[Do this]: Return the lines of every record below word for word, leaving out the pictures.

== Data shown ==

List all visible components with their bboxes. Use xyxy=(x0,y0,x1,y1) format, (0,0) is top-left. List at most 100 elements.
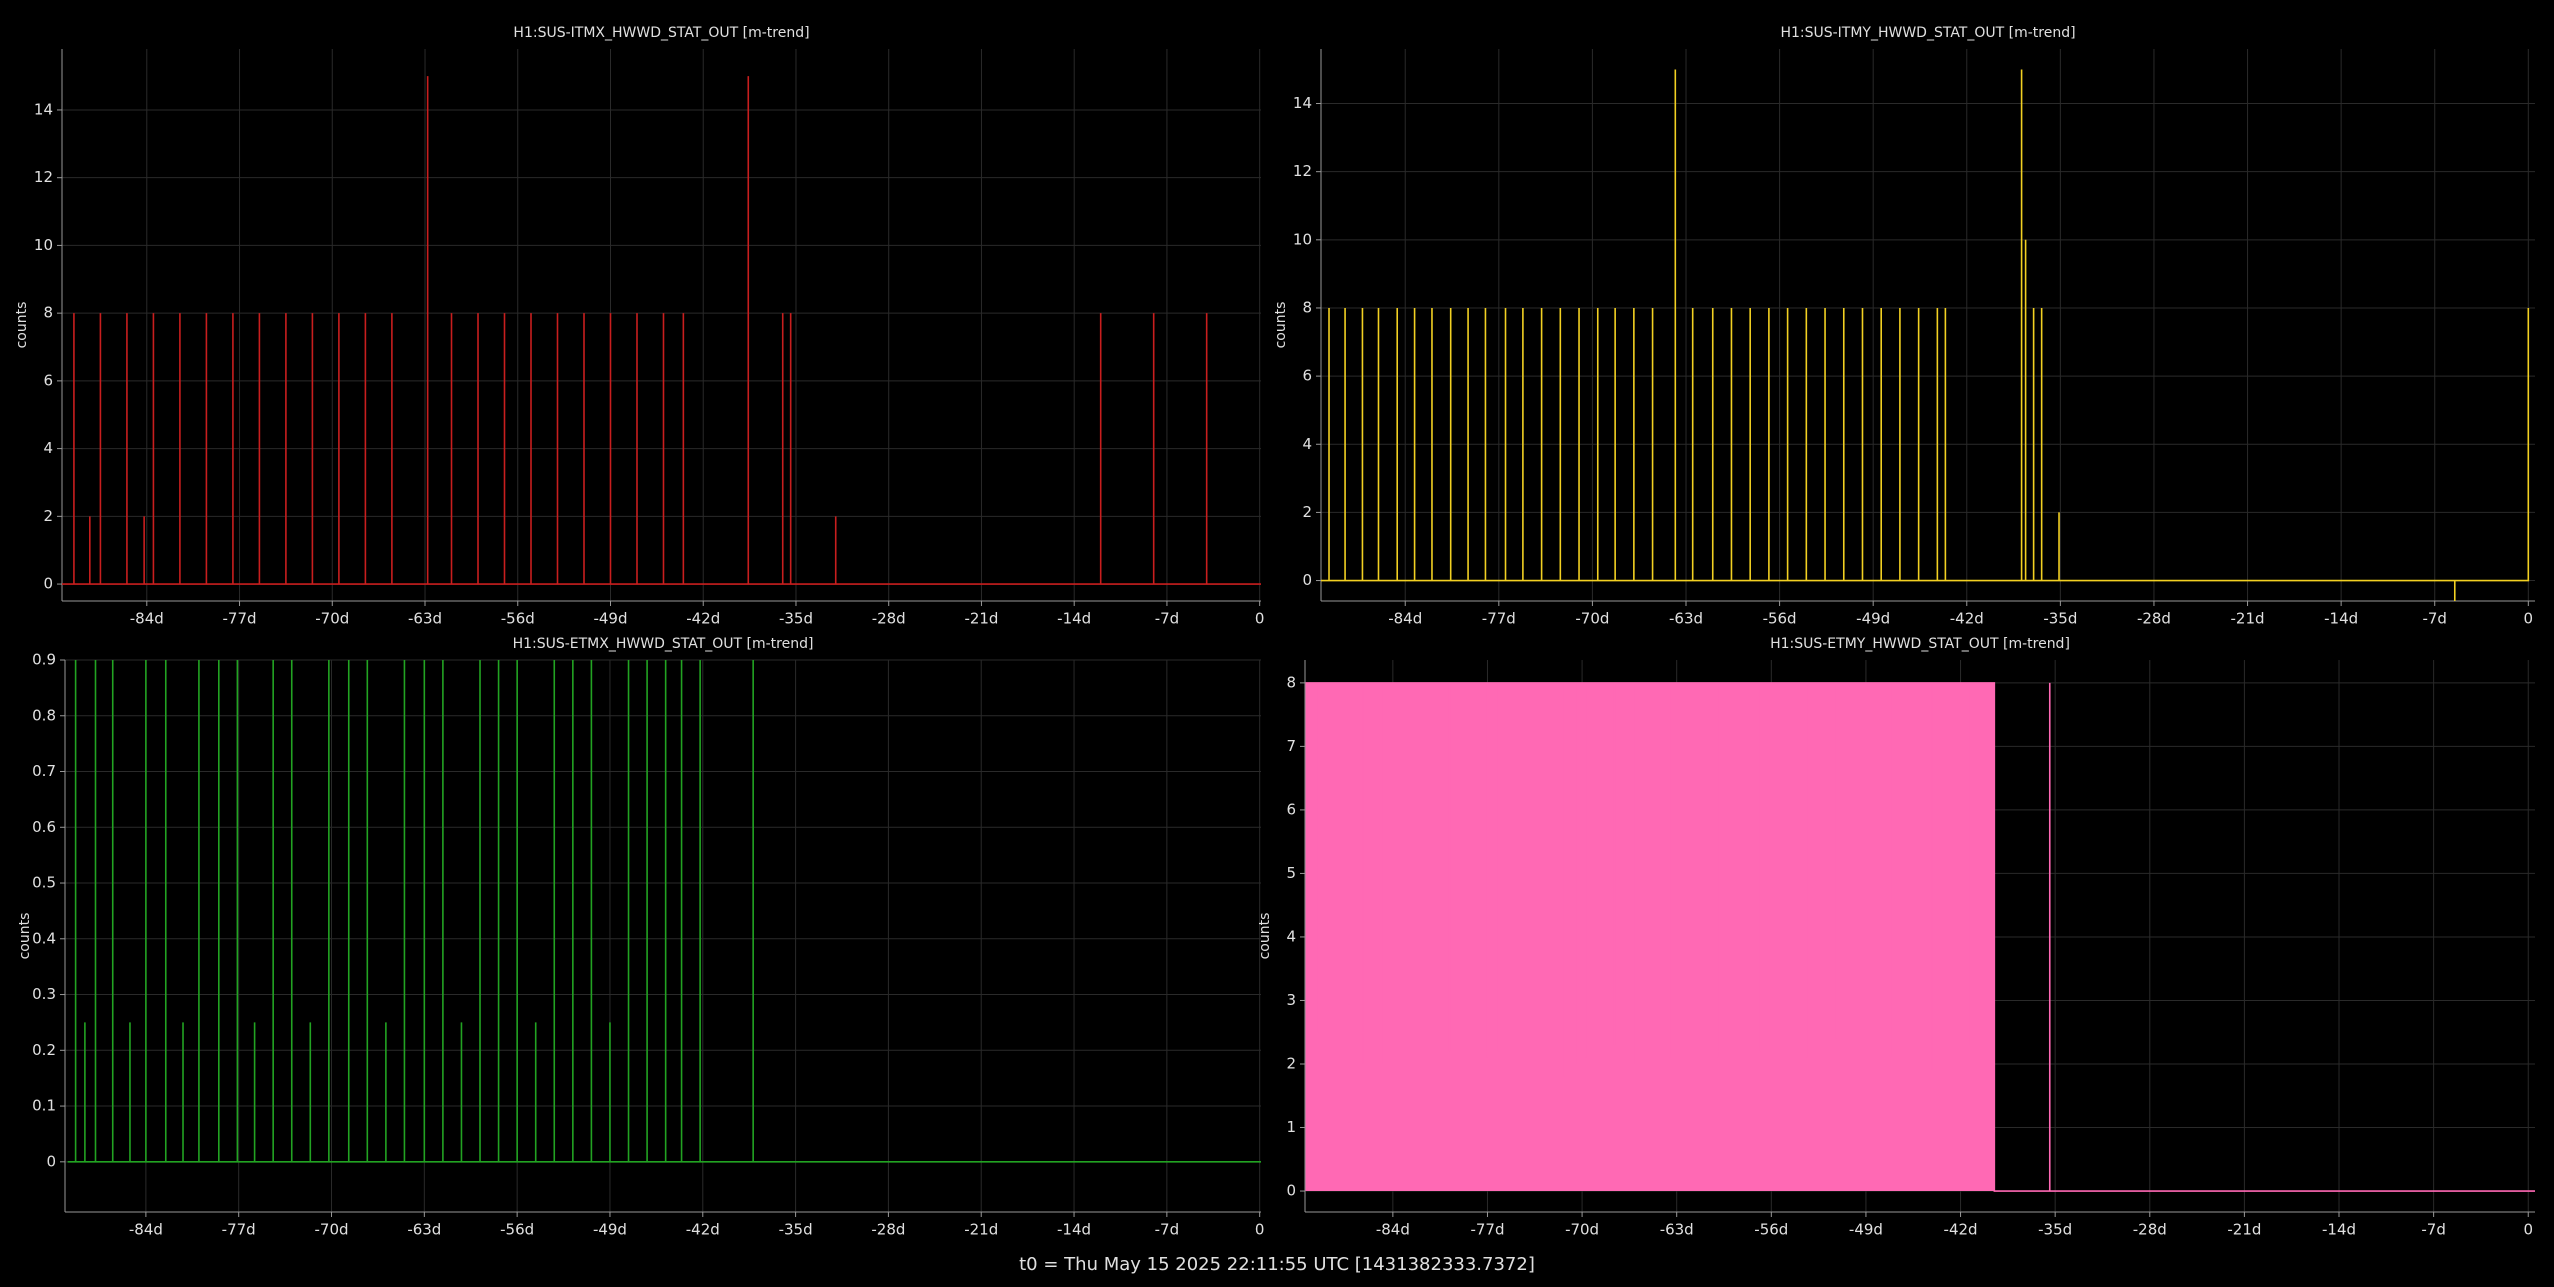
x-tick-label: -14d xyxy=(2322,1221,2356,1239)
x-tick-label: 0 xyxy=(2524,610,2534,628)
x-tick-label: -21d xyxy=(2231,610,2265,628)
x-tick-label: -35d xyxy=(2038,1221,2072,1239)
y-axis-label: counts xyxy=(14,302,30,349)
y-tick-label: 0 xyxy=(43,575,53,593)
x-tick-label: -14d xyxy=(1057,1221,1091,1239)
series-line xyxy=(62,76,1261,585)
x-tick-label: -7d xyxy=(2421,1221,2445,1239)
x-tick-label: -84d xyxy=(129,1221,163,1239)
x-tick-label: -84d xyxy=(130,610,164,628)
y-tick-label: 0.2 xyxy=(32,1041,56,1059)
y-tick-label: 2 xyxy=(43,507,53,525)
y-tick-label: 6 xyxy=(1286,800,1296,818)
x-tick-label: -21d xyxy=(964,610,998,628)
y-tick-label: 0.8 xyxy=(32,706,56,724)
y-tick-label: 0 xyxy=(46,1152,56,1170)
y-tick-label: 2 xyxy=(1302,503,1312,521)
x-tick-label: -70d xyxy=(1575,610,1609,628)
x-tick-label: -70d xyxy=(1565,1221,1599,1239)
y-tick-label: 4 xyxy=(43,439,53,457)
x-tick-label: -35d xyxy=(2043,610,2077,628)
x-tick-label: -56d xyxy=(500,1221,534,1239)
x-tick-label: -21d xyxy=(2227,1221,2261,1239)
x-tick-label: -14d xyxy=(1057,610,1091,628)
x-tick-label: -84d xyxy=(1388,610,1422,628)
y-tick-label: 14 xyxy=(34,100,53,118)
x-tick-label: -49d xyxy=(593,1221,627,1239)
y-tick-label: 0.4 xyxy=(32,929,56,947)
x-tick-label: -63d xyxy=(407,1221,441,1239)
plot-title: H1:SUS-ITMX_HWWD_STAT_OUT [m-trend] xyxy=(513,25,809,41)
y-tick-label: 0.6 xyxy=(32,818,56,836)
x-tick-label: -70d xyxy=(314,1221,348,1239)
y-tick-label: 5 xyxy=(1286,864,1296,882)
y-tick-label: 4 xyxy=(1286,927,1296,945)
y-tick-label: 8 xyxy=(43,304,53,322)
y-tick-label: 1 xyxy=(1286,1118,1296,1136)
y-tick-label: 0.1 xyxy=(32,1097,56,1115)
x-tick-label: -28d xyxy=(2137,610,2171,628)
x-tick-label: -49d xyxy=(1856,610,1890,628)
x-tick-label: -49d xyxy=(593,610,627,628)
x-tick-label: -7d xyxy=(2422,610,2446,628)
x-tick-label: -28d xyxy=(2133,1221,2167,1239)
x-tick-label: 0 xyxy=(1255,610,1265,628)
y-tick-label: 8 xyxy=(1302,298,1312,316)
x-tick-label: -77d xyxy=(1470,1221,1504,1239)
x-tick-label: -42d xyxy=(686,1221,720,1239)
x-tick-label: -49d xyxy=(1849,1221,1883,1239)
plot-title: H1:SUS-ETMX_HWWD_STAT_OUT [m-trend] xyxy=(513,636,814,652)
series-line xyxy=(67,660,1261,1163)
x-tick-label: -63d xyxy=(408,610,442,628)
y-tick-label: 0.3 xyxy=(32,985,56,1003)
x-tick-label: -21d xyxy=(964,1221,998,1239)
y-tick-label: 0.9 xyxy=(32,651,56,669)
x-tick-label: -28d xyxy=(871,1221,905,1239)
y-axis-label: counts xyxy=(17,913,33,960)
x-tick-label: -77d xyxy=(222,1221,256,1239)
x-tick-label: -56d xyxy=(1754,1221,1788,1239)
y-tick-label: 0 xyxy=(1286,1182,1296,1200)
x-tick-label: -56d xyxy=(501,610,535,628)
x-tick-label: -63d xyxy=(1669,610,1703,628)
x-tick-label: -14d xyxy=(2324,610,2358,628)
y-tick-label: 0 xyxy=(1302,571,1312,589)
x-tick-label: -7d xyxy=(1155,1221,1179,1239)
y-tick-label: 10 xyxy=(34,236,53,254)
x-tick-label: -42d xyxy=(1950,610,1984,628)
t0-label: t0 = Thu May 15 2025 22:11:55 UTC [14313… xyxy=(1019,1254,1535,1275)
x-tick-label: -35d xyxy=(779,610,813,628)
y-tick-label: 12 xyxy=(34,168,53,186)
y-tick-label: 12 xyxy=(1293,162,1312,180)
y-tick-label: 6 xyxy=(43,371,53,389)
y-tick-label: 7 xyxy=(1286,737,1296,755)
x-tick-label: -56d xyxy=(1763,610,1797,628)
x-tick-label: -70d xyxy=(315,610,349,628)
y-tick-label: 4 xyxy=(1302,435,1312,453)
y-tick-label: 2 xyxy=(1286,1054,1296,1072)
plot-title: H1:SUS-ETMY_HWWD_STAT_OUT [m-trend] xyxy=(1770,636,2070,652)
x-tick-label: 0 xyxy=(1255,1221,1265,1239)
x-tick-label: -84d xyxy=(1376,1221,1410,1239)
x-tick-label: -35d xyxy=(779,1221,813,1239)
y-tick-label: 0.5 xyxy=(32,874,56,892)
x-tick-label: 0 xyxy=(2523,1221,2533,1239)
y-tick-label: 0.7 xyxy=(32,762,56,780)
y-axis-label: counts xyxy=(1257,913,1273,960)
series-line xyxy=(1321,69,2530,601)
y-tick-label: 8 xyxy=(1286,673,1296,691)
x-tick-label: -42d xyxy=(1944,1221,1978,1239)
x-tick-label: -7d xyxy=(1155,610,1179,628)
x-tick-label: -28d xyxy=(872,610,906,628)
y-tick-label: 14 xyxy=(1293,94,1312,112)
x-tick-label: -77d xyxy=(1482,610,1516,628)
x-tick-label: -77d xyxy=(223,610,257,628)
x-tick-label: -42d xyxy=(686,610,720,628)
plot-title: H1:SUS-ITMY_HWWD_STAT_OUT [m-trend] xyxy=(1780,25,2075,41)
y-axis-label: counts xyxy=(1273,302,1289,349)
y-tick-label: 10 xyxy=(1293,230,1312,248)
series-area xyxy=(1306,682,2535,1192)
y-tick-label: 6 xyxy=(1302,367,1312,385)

===

[Response below]:
List all visible components with their bboxes. Use xyxy=(x0,y0,x1,y1) format, (0,0) is top-left. List at most 100 elements.
x-tick-label: -14d xyxy=(2322,1221,2356,1239)
x-tick-label: 0 xyxy=(2524,610,2534,628)
x-tick-label: -21d xyxy=(2231,610,2265,628)
x-tick-label: -35d xyxy=(2038,1221,2072,1239)
y-axis-label: counts xyxy=(14,302,30,349)
y-tick-label: 0 xyxy=(43,575,53,593)
x-tick-label: -14d xyxy=(1057,1221,1091,1239)
series-line xyxy=(62,76,1261,585)
x-tick-label: -7d xyxy=(2421,1221,2445,1239)
x-tick-label: -84d xyxy=(129,1221,163,1239)
x-tick-label: -84d xyxy=(130,610,164,628)
y-tick-label: 0.2 xyxy=(32,1041,56,1059)
y-tick-label: 2 xyxy=(43,507,53,525)
y-tick-label: 6 xyxy=(1286,800,1296,818)
x-tick-label: -21d xyxy=(964,610,998,628)
y-tick-label: 0.8 xyxy=(32,706,56,724)
y-tick-label: 0 xyxy=(46,1152,56,1170)
y-tick-label: 2 xyxy=(1302,503,1312,521)
x-tick-label: -70d xyxy=(1575,610,1609,628)
x-tick-label: -70d xyxy=(1565,1221,1599,1239)
y-tick-label: 4 xyxy=(43,439,53,457)
x-tick-label: -35d xyxy=(2043,610,2077,628)
x-tick-label: -56d xyxy=(500,1221,534,1239)
x-tick-label: -21d xyxy=(2227,1221,2261,1239)
x-tick-label: -14d xyxy=(1057,610,1091,628)
x-tick-label: -84d xyxy=(1388,610,1422,628)
y-tick-label: 14 xyxy=(34,100,53,118)
x-tick-label: -49d xyxy=(593,1221,627,1239)
y-tick-label: 0.4 xyxy=(32,929,56,947)
x-tick-label: -63d xyxy=(407,1221,441,1239)
plot-title: H1:SUS-ITMX_HWWD_STAT_OUT [m-trend] xyxy=(513,25,809,41)
y-tick-label: 0.6 xyxy=(32,818,56,836)
x-tick-label: -70d xyxy=(314,1221,348,1239)
y-tick-label: 5 xyxy=(1286,864,1296,882)
y-tick-label: 4 xyxy=(1286,927,1296,945)
y-tick-label: 8 xyxy=(43,304,53,322)
y-tick-label: 1 xyxy=(1286,1118,1296,1136)
y-tick-label: 0.1 xyxy=(32,1097,56,1115)
x-tick-label: -28d xyxy=(2137,610,2171,628)
x-tick-label: -49d xyxy=(1856,610,1890,628)
x-tick-label: -49d xyxy=(593,610,627,628)
x-tick-label: -7d xyxy=(2422,610,2446,628)
x-tick-label: -28d xyxy=(2133,1221,2167,1239)
x-tick-label: 0 xyxy=(1255,610,1265,628)
y-tick-label: 8 xyxy=(1302,298,1312,316)
x-tick-label: -77d xyxy=(1470,1221,1504,1239)
x-tick-label: -42d xyxy=(686,1221,720,1239)
x-tick-label: -49d xyxy=(1849,1221,1883,1239)
plot-title: H1:SUS-ETMX_HWWD_STAT_OUT [m-trend] xyxy=(513,636,814,652)
series-line xyxy=(67,660,1261,1163)
x-tick-label: -63d xyxy=(408,610,442,628)
y-tick-label: 0.3 xyxy=(32,985,56,1003)
x-tick-label: -21d xyxy=(964,1221,998,1239)
y-tick-label: 0.9 xyxy=(32,651,56,669)
x-tick-label: -28d xyxy=(871,1221,905,1239)
y-axis-label: counts xyxy=(17,913,33,960)
x-tick-label: -77d xyxy=(222,1221,256,1239)
x-tick-label: -56d xyxy=(1754,1221,1788,1239)
y-tick-label: 0 xyxy=(1286,1182,1296,1200)
x-tick-label: -56d xyxy=(501,610,535,628)
x-tick-label: -63d xyxy=(1669,610,1703,628)
x-tick-label: -14d xyxy=(2324,610,2358,628)
y-tick-label: 0 xyxy=(1302,571,1312,589)
x-tick-label: -7d xyxy=(1155,1221,1179,1239)
y-tick-label: 10 xyxy=(34,236,53,254)
x-tick-label: -42d xyxy=(1950,610,1984,628)
t0-label: t0 = Thu May 15 2025 22:11:55 UTC [14313… xyxy=(1019,1254,1535,1275)
x-tick-label: -35d xyxy=(779,610,813,628)
y-tick-label: 12 xyxy=(34,168,53,186)
y-tick-label: 12 xyxy=(1293,162,1312,180)
y-tick-label: 6 xyxy=(43,371,53,389)
y-tick-label: 7 xyxy=(1286,737,1296,755)
x-tick-label: -56d xyxy=(1763,610,1797,628)
x-tick-label: -70d xyxy=(315,610,349,628)
y-tick-label: 4 xyxy=(1302,435,1312,453)
y-tick-label: 2 xyxy=(1286,1054,1296,1072)
plot-title: H1:SUS-ETMY_HWWD_STAT_OUT [m-trend] xyxy=(1770,636,2070,652)
x-tick-label: 0 xyxy=(1255,1221,1265,1239)
x-tick-label: -84d xyxy=(1376,1221,1410,1239)
x-tick-label: -35d xyxy=(779,1221,813,1239)
y-tick-label: 0.5 xyxy=(32,874,56,892)
x-tick-label: 0 xyxy=(2523,1221,2533,1239)
y-tick-label: 0.7 xyxy=(32,762,56,780)
y-axis-label: counts xyxy=(1257,913,1273,960)
series-line xyxy=(1321,69,2530,601)
y-tick-label: 8 xyxy=(1286,673,1296,691)
x-tick-label: -42d xyxy=(1944,1221,1978,1239)
x-tick-label: -7d xyxy=(1155,610,1179,628)
x-tick-label: -28d xyxy=(872,610,906,628)
y-tick-label: 14 xyxy=(1293,94,1312,112)
x-tick-label: -77d xyxy=(1482,610,1516,628)
x-tick-label: -77d xyxy=(223,610,257,628)
x-tick-label: -42d xyxy=(686,610,720,628)
plot-title: H1:SUS-ITMY_HWWD_STAT_OUT [m-trend] xyxy=(1780,25,2075,41)
y-axis-label: counts xyxy=(1273,302,1289,349)
y-tick-label: 10 xyxy=(1293,230,1312,248)
series-area xyxy=(1306,682,2535,1192)
y-tick-label: 6 xyxy=(1302,367,1312,385)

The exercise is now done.